#### Work instructions
From the listing below, extract each entry exactly as written, minus the images.

[A block of data]
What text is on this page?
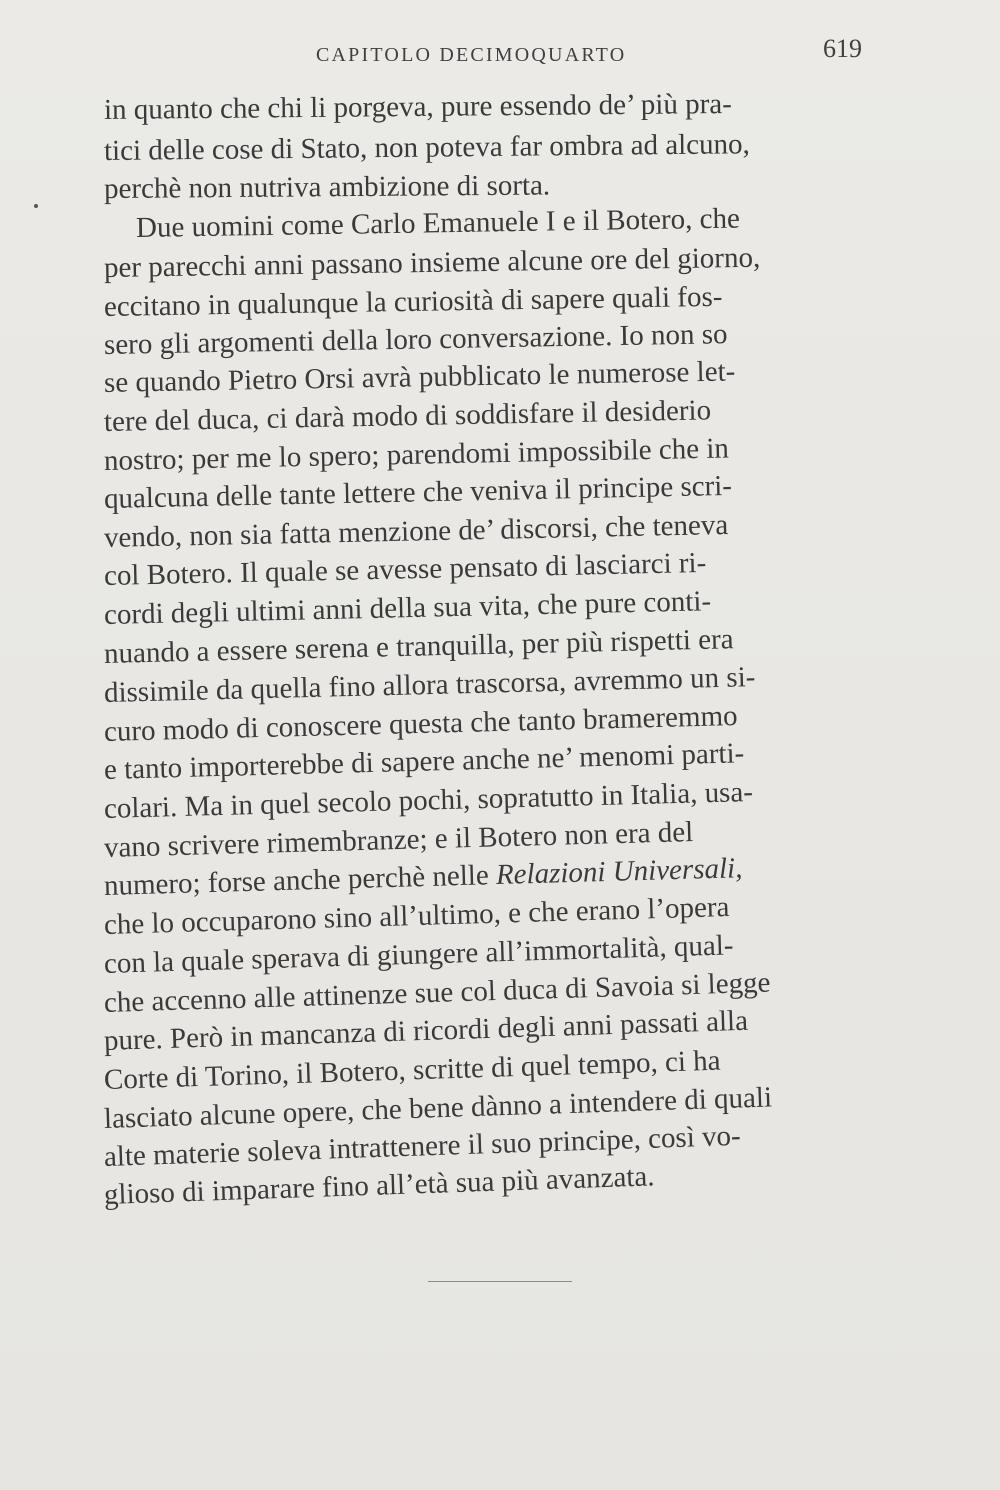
CAPITOLO DECIMOQUARTO	619
in quanto che chi li porgeva, pure essendo de’ più pra-
tici delle cose di Stato, non poteva far ombra ad alcuno,
perchè non nutriva ambizione di sorta.
Due uomini come Carlo Emanuele I e il Botero, che
per parecchi anni passano insieme alcune ore del giorno,
eccitano in qualunque la curiosità di sapere quali fos-
sero gli argomenti della loro conversazione. Io non so
se quando Pietro Orsi avrà pubblicato le numerose let-
tere del duca, ci darà modo di soddisfare il desiderio
nostro; per me lo spero; parendomi impossibile che in
qualcuna delle tante lettere che veniva il principe scri-
vendo, non sia fatta menzione de’ discorsi, che teneva
col Botero. Il quale se avesse pensato di lasciarci ri-
cordi degli ultimi anni della sua vita, che pure conti-
nuando a essere serena e tranquilla, per più rispetti era
dissimile da quella fino allora trascorsa, avremmo un si-
curo modo di conoscere questa che tanto brameremmo
e tanto importerebbe di sapere anche ne’ menomi parti-
colari. Ma in quel secolo pochi, sopratutto in Italia, usa-
vano scrivere rimembranze; e il Botero non era del
numero; forse anche perchè nelle Relazioni Universali,
che lo occuparono sino all’ultimo, e che erano l’opera
con la quale sperava di giungere all’immortalità, qual-
che accenno alle attinenze sue col duca di Savoia si legge
pure. Però in mancanza di ricordi degli anni passati alla
Corte di Torino, il Botero, scritte di quel tempo, ci ha
lasciato alcune opere, che bene dànno a intendere di quali
alte materie soleva intrattenere il suo principe, così vo-
glioso di imparare fino all’età sua più avanzata.
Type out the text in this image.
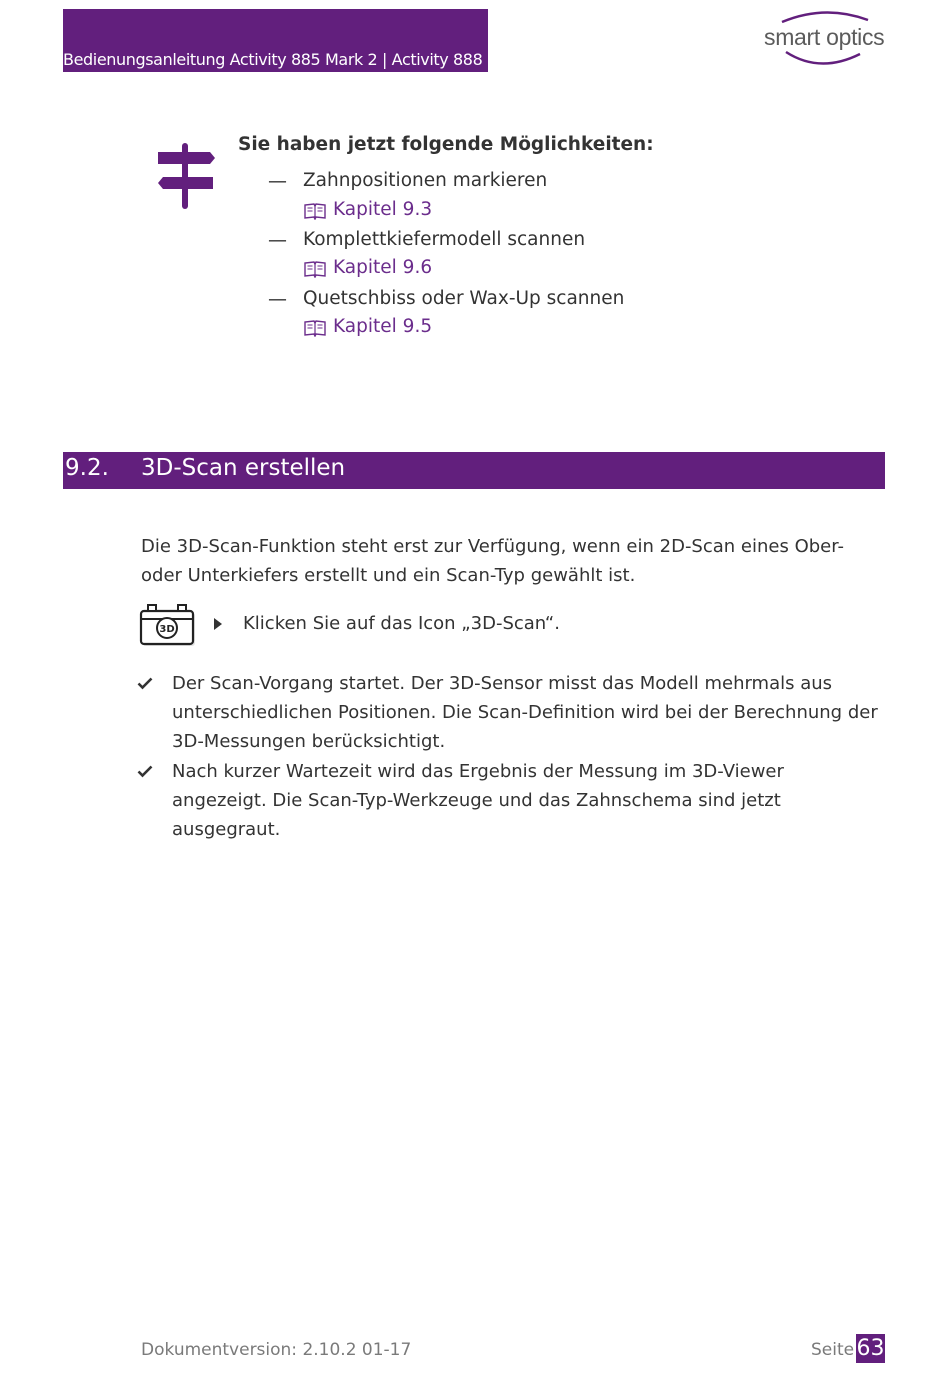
Bedienungsanleitung Activity 885 Mark 2 | Activity 888
smart optics
Sie haben jetzt folgende Möglichkeiten:
— Zahnpositionen markieren
Kapitel 9.3
— Komplettkiefermodell scannen
Kapitel 9.6
— Quetschbiss oder Wax-Up scannen
Kapitel 9.5
9.2. 3D-Scan erstellen
Die 3D-Scan-Funktion steht erst zur Verfügung, wenn ein 2D-Scan eines Ober- oder Unterkiefers erstellt und ein Scan-Typ gewählt ist.
3D	Klicken Sie auf das Icon „3D-Scan“.
Der Scan-Vorgang startet. Der 3D-Sensor misst das Modell mehrmals aus unterschiedlichen Positionen. Die Scan-Definition wird bei der Berechnung der 3D-Messungen berücksichtigt.
Nach kurzer Wartezeit wird das Ergebnis der Messung im 3D-Viewer angezeigt. Die Scan-Typ-Werkzeuge und das Zahnschema sind jetzt ausgegraut.
Dokumentversion: 2.10.2 01-17	Seite 63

#### Output for this exercise
What text is on this page?
CAPITOLO DECIMOQUARTO	619
in quanto che chi li porgeva, pure essendo de’ più pra-
tici delle cose di Stato, non poteva far ombra ad alcuno,
perchè non nutriva ambizione di sorta.
Due uomini come Carlo Emanuele I e il Botero, che
per parecchi anni passano insieme alcune ore del giorno,
eccitano in qualunque la curiosità di sapere quali fos-
sero gli argomenti della loro conversazione. Io non so
se quando Pietro Orsi avrà pubblicato le numerose let-
tere del duca, ci darà modo di soddisfare il desiderio
nostro; per me lo spero; parendomi impossibile che in
qualcuna delle tante lettere che veniva il principe scri-
vendo, non sia fatta menzione de’ discorsi, che teneva
col Botero. Il quale se avesse pensato di lasciarci ri-
cordi degli ultimi anni della sua vita, che pure conti-
nuando a essere serena e tranquilla, per più rispetti era
dissimile da quella fino allora trascorsa, avremmo un si-
curo modo di conoscere questa che tanto brameremmo
e tanto importerebbe di sapere anche ne’ menomi parti-
colari. Ma in quel secolo pochi, sopratutto in Italia, usa-
vano scrivere rimembranze; e il Botero non era del
numero; forse anche perchè nelle Relazioni Universali,
che lo occuparono sino all’ultimo, e che erano l’opera
con la quale sperava di giungere all’immortalità, qual-
che accenno alle attinenze sue col duca di Savoia si legge
pure. Però in mancanza di ricordi degli anni passati alla
Corte di Torino, il Botero, scritte di quel tempo, ci ha
lasciato alcune opere, che bene dànno a intendere di quali
alte materie soleva intrattenere il suo principe, così vo-
glioso di imparare fino all’età sua più avanzata.
Type out the text in this image.
Bedienungsanleitung Activity 885 Mark 2 | Activity 888
smart optics
Sie haben jetzt folgende Möglichkeiten:
— Zahnpositionen markieren
Kapitel 9.3
— Komplettkiefermodell scannen
Kapitel 9.6
— Quetschbiss oder Wax-Up scannen
Kapitel 9.5
9.2. 3D-Scan erstellen
Die 3D-Scan-Funktion steht erst zur Verfügung, wenn ein 2D-Scan eines Ober- oder Unterkiefers erstellt und ein Scan-Typ gewählt ist.
3D	Klicken Sie auf das Icon „3D-Scan“.
Der Scan-Vorgang startet. Der 3D-Sensor misst das Modell mehrmals aus unterschiedlichen Positionen. Die Scan-Definition wird bei der Berechnung der 3D-Messungen berücksichtigt.
Nach kurzer Wartezeit wird das Ergebnis der Messung im 3D-Viewer angezeigt. Die Scan-Typ-Werkzeuge und das Zahnschema sind jetzt ausgegraut.
Dokumentversion: 2.10.2 01-17	Seite 63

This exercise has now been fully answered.